start Data provided

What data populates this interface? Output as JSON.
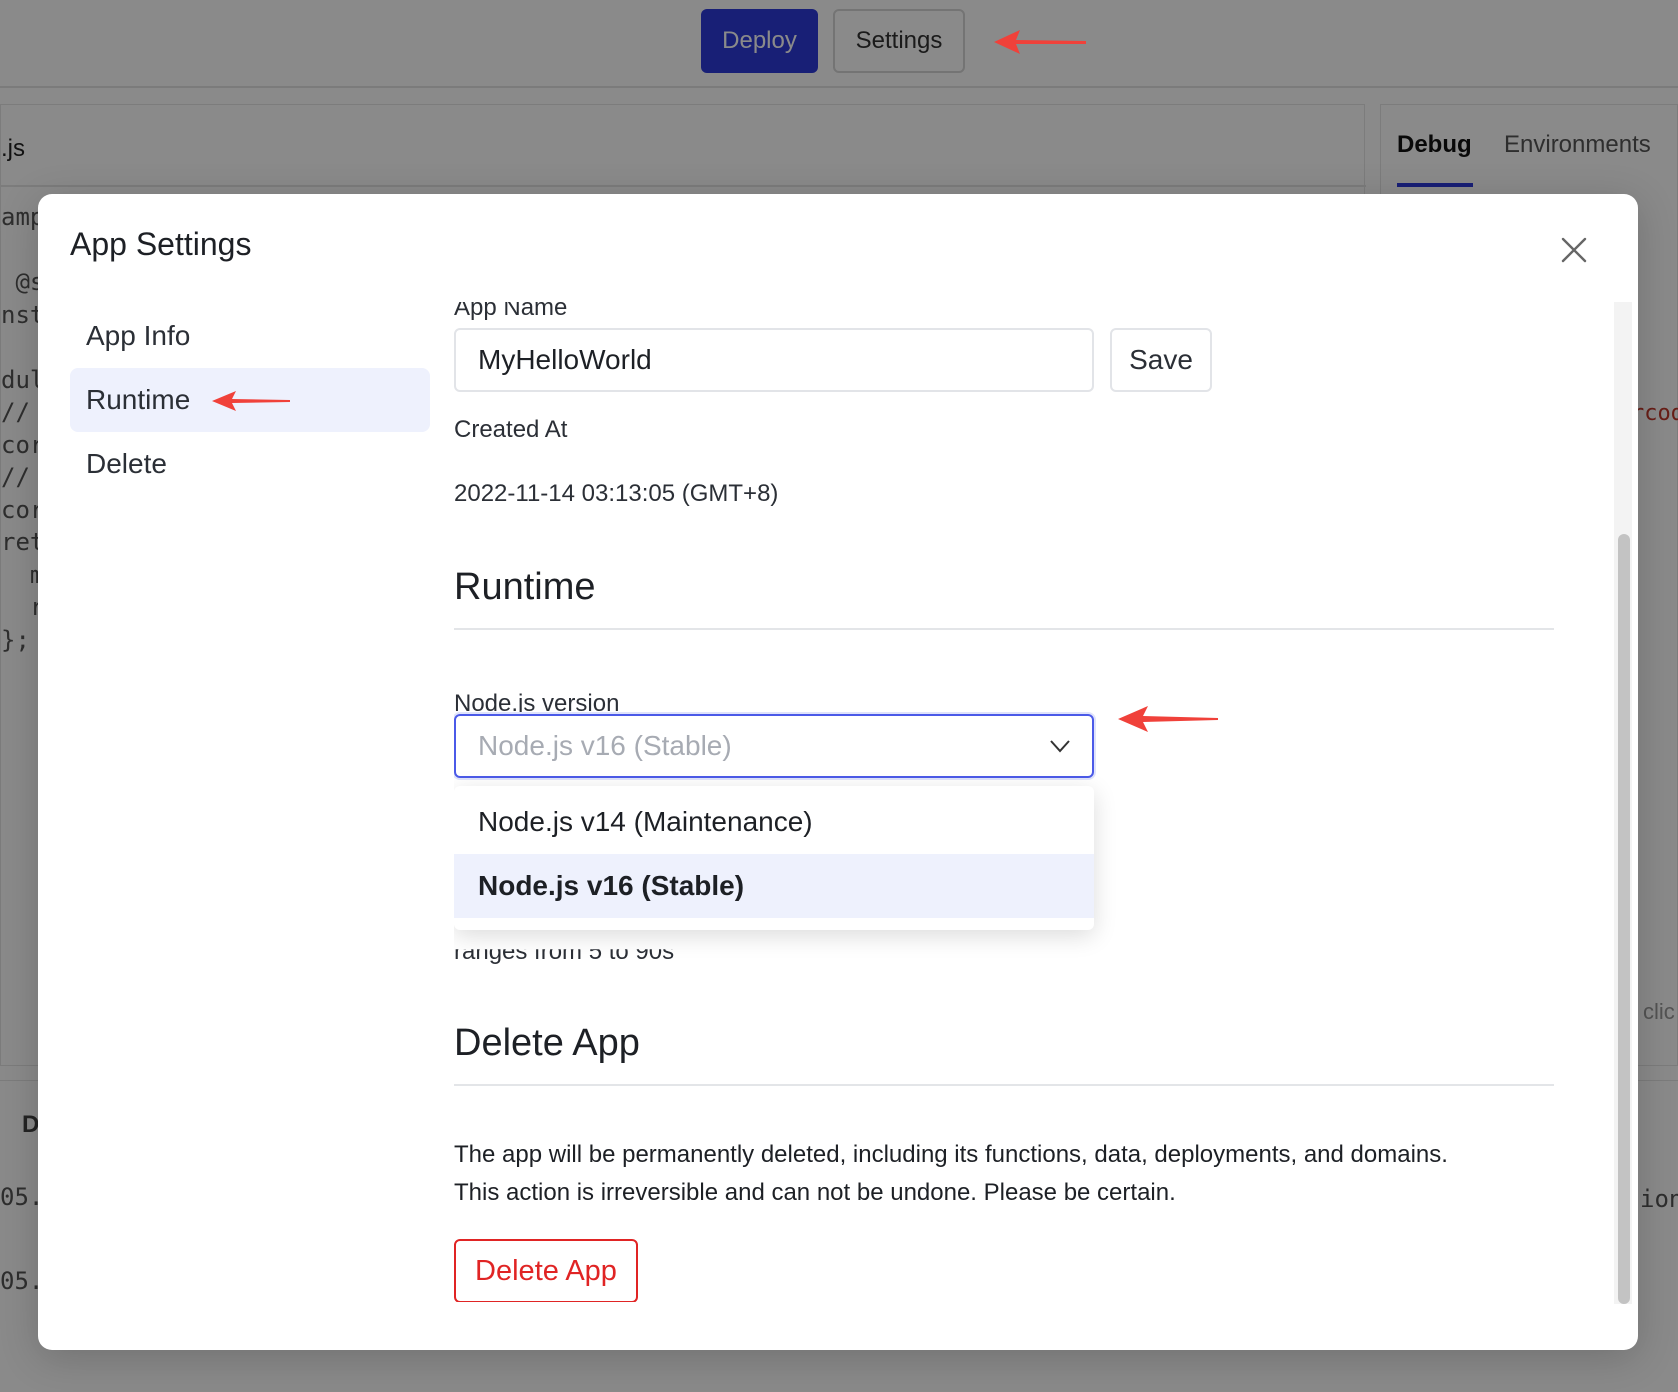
{
  "toolbar": {
    "deploy_label": "Deploy",
    "settings_label": "Settings"
  },
  "editor": {
    "tab_label": ".js",
    "code_lines": [
      "amp",
      "",
      " @s",
      "nst",
      "",
      "dul",
      "//",
      "cor",
      "//",
      "cor",
      "ret",
      "  m",
      "  r",
      "};"
    ]
  },
  "right_panel": {
    "tab_debug": "Debug",
    "tab_environments": "Environments",
    "snippet_1": "rcod",
    "snippet_2": "clic",
    "snippet_3": "ion."
  },
  "bottom_panel": {
    "label": "D",
    "line_1": "05.",
    "line_2": "05."
  },
  "modal": {
    "title": "App Settings",
    "nav": [
      {
        "label": "App Info"
      },
      {
        "label": "Runtime"
      },
      {
        "label": "Delete"
      }
    ],
    "app_name_label": "App Name",
    "app_name_value": "MyHelloWorld",
    "save_label": "Save",
    "created_at_label": "Created At",
    "created_at_value": "2022-11-14 03:13:05 (GMT+8)",
    "runtime_title": "Runtime",
    "node_version_label": "Node.js version",
    "node_version_selected": "Node.js v16 (Stable)",
    "node_options": [
      "Node.js v14 (Maintenance)",
      "Node.js v16 (Stable)"
    ],
    "timeout_hint": "ranges from 5 to 90s",
    "delete_title": "Delete App",
    "delete_warning_1": "The app will be permanently deleted, including its functions, data, deployments, and domains.",
    "delete_warning_2": "This action is irreversible and can not be undone. Please be certain.",
    "delete_button": "Delete App"
  },
  "colors": {
    "accent": "#2e3adb",
    "danger": "#e02424",
    "annotation_arrow": "#f0413a"
  }
}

end Data provided

● **Task instructions**
Print the complete listing exactly, apart from any pictures.

● **Solved problem**
What data populates this interface? Output as JSON.
{
  "toolbar": {
    "deploy_label": "Deploy",
    "settings_label": "Settings"
  },
  "editor": {
    "tab_label": ".js",
    "code_lines": [
      "amp",
      "",
      " @s",
      "nst",
      "",
      "dul",
      "//",
      "cor",
      "//",
      "cor",
      "ret",
      "  m",
      "  r",
      "};"
    ]
  },
  "right_panel": {
    "tab_debug": "Debug",
    "tab_environments": "Environments",
    "snippet_1": "rcod",
    "snippet_2": "clic",
    "snippet_3": "ion."
  },
  "bottom_panel": {
    "label": "D",
    "line_1": "05.",
    "line_2": "05."
  },
  "modal": {
    "title": "App Settings",
    "nav": [
      {
        "label": "App Info"
      },
      {
        "label": "Runtime"
      },
      {
        "label": "Delete"
      }
    ],
    "app_name_label": "App Name",
    "app_name_value": "MyHelloWorld",
    "save_label": "Save",
    "created_at_label": "Created At",
    "created_at_value": "2022-11-14 03:13:05 (GMT+8)",
    "runtime_title": "Runtime",
    "node_version_label": "Node.js version",
    "node_version_selected": "Node.js v16 (Stable)",
    "node_options": [
      "Node.js v14 (Maintenance)",
      "Node.js v16 (Stable)"
    ],
    "timeout_hint": "ranges from 5 to 90s",
    "delete_title": "Delete App",
    "delete_warning_1": "The app will be permanently deleted, including its functions, data, deployments, and domains.",
    "delete_warning_2": "This action is irreversible and can not be undone. Please be certain.",
    "delete_button": "Delete App"
  },
  "colors": {
    "accent": "#2e3adb",
    "danger": "#e02424",
    "annotation_arrow": "#f0413a"
  }
}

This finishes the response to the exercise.